Set down the full listing exactly, character for character.

* begin Data provided *

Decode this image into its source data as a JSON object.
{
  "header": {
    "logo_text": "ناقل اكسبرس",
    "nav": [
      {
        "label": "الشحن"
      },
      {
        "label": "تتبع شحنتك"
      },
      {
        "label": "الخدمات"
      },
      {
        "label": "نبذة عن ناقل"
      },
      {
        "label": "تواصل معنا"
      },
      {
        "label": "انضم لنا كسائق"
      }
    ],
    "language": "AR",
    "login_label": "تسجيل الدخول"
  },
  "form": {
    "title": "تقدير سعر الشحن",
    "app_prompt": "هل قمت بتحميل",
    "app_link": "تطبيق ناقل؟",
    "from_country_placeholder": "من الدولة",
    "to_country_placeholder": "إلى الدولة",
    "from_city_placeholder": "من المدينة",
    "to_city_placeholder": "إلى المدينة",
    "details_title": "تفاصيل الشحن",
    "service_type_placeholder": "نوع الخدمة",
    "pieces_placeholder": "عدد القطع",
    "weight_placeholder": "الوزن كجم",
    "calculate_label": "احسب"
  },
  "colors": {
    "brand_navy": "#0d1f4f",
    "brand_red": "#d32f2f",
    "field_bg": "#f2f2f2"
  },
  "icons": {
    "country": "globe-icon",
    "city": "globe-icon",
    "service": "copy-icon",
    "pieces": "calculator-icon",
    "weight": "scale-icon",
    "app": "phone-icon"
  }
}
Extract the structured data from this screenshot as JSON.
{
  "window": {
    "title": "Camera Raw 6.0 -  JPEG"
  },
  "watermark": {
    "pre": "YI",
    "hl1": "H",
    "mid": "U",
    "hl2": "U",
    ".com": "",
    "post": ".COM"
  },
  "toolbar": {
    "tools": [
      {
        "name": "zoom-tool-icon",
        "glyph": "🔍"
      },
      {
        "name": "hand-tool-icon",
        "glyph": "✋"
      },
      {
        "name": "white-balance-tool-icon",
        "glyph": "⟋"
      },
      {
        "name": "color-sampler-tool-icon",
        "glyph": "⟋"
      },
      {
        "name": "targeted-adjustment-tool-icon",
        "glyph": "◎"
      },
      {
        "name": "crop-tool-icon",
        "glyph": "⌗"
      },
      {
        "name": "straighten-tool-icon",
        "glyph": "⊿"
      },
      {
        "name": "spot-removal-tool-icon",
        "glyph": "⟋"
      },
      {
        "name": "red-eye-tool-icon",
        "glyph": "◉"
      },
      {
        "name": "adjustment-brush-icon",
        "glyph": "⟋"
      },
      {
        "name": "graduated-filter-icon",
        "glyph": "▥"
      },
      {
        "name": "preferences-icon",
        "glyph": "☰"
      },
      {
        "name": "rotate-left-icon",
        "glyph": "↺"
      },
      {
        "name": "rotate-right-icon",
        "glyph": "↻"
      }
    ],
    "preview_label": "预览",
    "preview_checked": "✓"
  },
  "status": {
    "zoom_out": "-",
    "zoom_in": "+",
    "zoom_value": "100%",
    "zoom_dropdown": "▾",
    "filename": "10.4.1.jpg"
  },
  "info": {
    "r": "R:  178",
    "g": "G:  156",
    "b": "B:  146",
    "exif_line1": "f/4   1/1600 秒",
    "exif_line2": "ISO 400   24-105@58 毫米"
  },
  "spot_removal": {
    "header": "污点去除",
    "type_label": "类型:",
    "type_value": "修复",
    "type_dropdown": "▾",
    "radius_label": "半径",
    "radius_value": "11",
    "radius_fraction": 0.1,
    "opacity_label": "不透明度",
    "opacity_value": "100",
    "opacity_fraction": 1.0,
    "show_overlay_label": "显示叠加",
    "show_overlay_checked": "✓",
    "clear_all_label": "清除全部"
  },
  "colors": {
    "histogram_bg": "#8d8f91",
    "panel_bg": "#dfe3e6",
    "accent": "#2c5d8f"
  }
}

* end Data provided *

## Response to the task
Decode this image into its source data as a JSON object.
{
  "header": {
    "logo_text": "ناقل اكسبرس",
    "nav": [
      {
        "label": "الشحن"
      },
      {
        "label": "تتبع شحنتك"
      },
      {
        "label": "الخدمات"
      },
      {
        "label": "نبذة عن ناقل"
      },
      {
        "label": "تواصل معنا"
      },
      {
        "label": "انضم لنا كسائق"
      }
    ],
    "language": "AR",
    "login_label": "تسجيل الدخول"
  },
  "form": {
    "title": "تقدير سعر الشحن",
    "app_prompt": "هل قمت بتحميل",
    "app_link": "تطبيق ناقل؟",
    "from_country_placeholder": "من الدولة",
    "to_country_placeholder": "إلى الدولة",
    "from_city_placeholder": "من المدينة",
    "to_city_placeholder": "إلى المدينة",
    "details_title": "تفاصيل الشحن",
    "service_type_placeholder": "نوع الخدمة",
    "pieces_placeholder": "عدد القطع",
    "weight_placeholder": "الوزن كجم",
    "calculate_label": "احسب"
  },
  "colors": {
    "brand_navy": "#0d1f4f",
    "brand_red": "#d32f2f",
    "field_bg": "#f2f2f2"
  },
  "icons": {
    "country": "globe-icon",
    "city": "globe-icon",
    "service": "copy-icon",
    "pieces": "calculator-icon",
    "weight": "scale-icon",
    "app": "phone-icon"
  }
}
Extract the structured data from this screenshot as JSON.
{
  "window": {
    "title": "Camera Raw 6.0 -  JPEG"
  },
  "watermark": {
    "pre": "YI",
    "hl1": "H",
    "mid": "U",
    "hl2": "U",
    ".com": "",
    "post": ".COM"
  },
  "toolbar": {
    "tools": [
      {
        "name": "zoom-tool-icon",
        "glyph": "🔍"
      },
      {
        "name": "hand-tool-icon",
        "glyph": "✋"
      },
      {
        "name": "white-balance-tool-icon",
        "glyph": "⟋"
      },
      {
        "name": "color-sampler-tool-icon",
        "glyph": "⟋"
      },
      {
        "name": "targeted-adjustment-tool-icon",
        "glyph": "◎"
      },
      {
        "name": "crop-tool-icon",
        "glyph": "⌗"
      },
      {
        "name": "straighten-tool-icon",
        "glyph": "⊿"
      },
      {
        "name": "spot-removal-tool-icon",
        "glyph": "⟋"
      },
      {
        "name": "red-eye-tool-icon",
        "glyph": "◉"
      },
      {
        "name": "adjustment-brush-icon",
        "glyph": "⟋"
      },
      {
        "name": "graduated-filter-icon",
        "glyph": "▥"
      },
      {
        "name": "preferences-icon",
        "glyph": "☰"
      },
      {
        "name": "rotate-left-icon",
        "glyph": "↺"
      },
      {
        "name": "rotate-right-icon",
        "glyph": "↻"
      }
    ],
    "preview_label": "预览",
    "preview_checked": "✓"
  },
  "status": {
    "zoom_out": "-",
    "zoom_in": "+",
    "zoom_value": "100%",
    "zoom_dropdown": "▾",
    "filename": "10.4.1.jpg"
  },
  "info": {
    "r": "R:  178",
    "g": "G:  156",
    "b": "B:  146",
    "exif_line1": "f/4   1/1600 秒",
    "exif_line2": "ISO 400   24-105@58 毫米"
  },
  "spot_removal": {
    "header": "污点去除",
    "type_label": "类型:",
    "type_value": "修复",
    "type_dropdown": "▾",
    "radius_label": "半径",
    "radius_value": "11",
    "radius_fraction": 0.1,
    "opacity_label": "不透明度",
    "opacity_value": "100",
    "opacity_fraction": 1.0,
    "show_overlay_label": "显示叠加",
    "show_overlay_checked": "✓",
    "clear_all_label": "清除全部"
  },
  "colors": {
    "histogram_bg": "#8d8f91",
    "panel_bg": "#dfe3e6",
    "accent": "#2c5d8f"
  }
}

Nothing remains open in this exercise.